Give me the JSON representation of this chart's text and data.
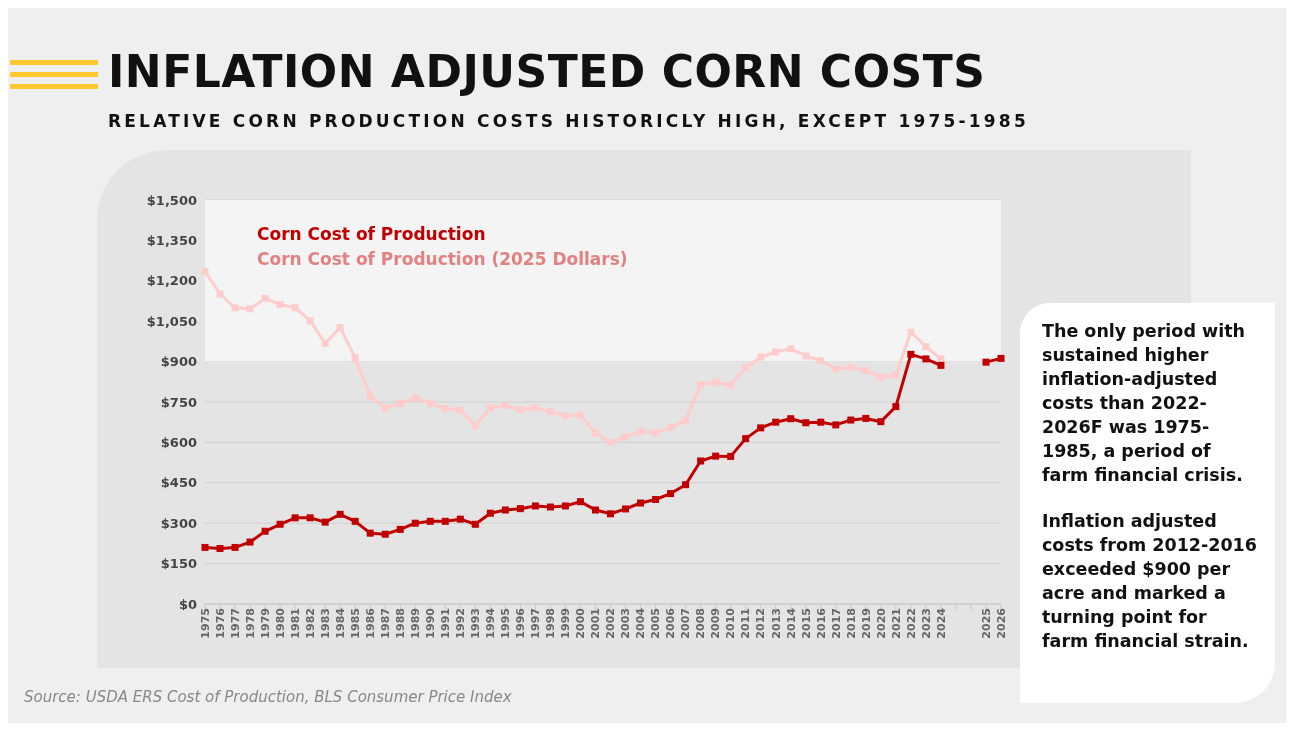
{
  "chart_data": {
    "type": "line",
    "title": "INFLATION ADJUSTED CORN COSTS",
    "subtitle": "RELATIVE CORN PRODUCTION COSTS HISTORICLY HIGH, EXCEPT 1975-1985",
    "categories": [
      "1975",
      "1976",
      "1977",
      "1978",
      "1979",
      "1980",
      "1981",
      "1982",
      "1983",
      "1984",
      "1985",
      "1986",
      "1987",
      "1988",
      "1989",
      "1990",
      "1991",
      "1992",
      "1993",
      "1994",
      "1995",
      "1996",
      "1997",
      "1998",
      "1999",
      "2000",
      "2001",
      "2002",
      "2003",
      "2004",
      "2005",
      "2006",
      "2007",
      "2008",
      "2009",
      "2010",
      "2011",
      "2012",
      "2013",
      "2014",
      "2015",
      "2016",
      "2017",
      "2018",
      "2019",
      "2020",
      "2021",
      "2022",
      "2023",
      "2024",
      null,
      null,
      "2025",
      "2026"
    ],
    "series": [
      {
        "name": "Corn Cost of Production",
        "color": "#c00000",
        "values": [
          210,
          206,
          210,
          230,
          270,
          296,
          320,
          320,
          304,
          333,
          307,
          263,
          259,
          277,
          300,
          307,
          307,
          315,
          296,
          337,
          349,
          354,
          364,
          360,
          364,
          380,
          349,
          335,
          353,
          375,
          388,
          410,
          443,
          531,
          549,
          548,
          614,
          654,
          675,
          688,
          673,
          675,
          665,
          683,
          689,
          677,
          733,
          927,
          910,
          886,
          null,
          null,
          898,
          912
        ]
      },
      {
        "name": "Corn Cost of Production (2025 Dollars)",
        "color": "#ffcccc",
        "values": [
          1235,
          1151,
          1100,
          1096,
          1135,
          1112,
          1100,
          1052,
          968,
          1026,
          914,
          772,
          728,
          744,
          765,
          744,
          725,
          720,
          662,
          728,
          737,
          722,
          728,
          714,
          699,
          702,
          635,
          600,
          620,
          641,
          636,
          656,
          680,
          815,
          822,
          812,
          877,
          917,
          936,
          948,
          921,
          904,
          872,
          879,
          867,
          842,
          851,
          1009,
          956,
          910,
          null,
          null,
          null,
          null
        ]
      }
    ],
    "ylim": [
      0,
      1500
    ],
    "yticks": [
      {
        "value": 0,
        "label": "$0"
      },
      {
        "value": 150,
        "label": "$150"
      },
      {
        "value": 300,
        "label": "$300"
      },
      {
        "value": 450,
        "label": "$450"
      },
      {
        "value": 600,
        "label": "$600"
      },
      {
        "value": 750,
        "label": "$750"
      },
      {
        "value": 900,
        "label": "$900"
      },
      {
        "value": 1050,
        "label": "$1,050"
      },
      {
        "value": 1200,
        "label": "$1,200"
      },
      {
        "value": 1350,
        "label": "$1,350"
      },
      {
        "value": 1500,
        "label": "$1,500"
      }
    ],
    "bands": [
      {
        "axis": "y",
        "from": 900,
        "to": 1500,
        "color": "#f4f4f4"
      }
    ],
    "grid": "y",
    "legend": "top left",
    "marker": "square",
    "line_style": "solid",
    "annotations": [
      "The only period with sustained higher inflation-adjusted costs than 2022-2026F was 1975-1985, a period of farm financial crisis.",
      "Inflation adjusted costs from 2012-2016 exceeded $900 per acre and marked a turning point for farm financial strain.",
      "Source: USDA ERS Cost of Production, BLS Consumer Price Index"
    ]
  }
}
───
GIVEN PROBLEM: Each line above that includes "color" should be shown.

REPLY:
        "color": "#c00000",
        "color": "#ffcccc",
        "color": "#f4f4f4"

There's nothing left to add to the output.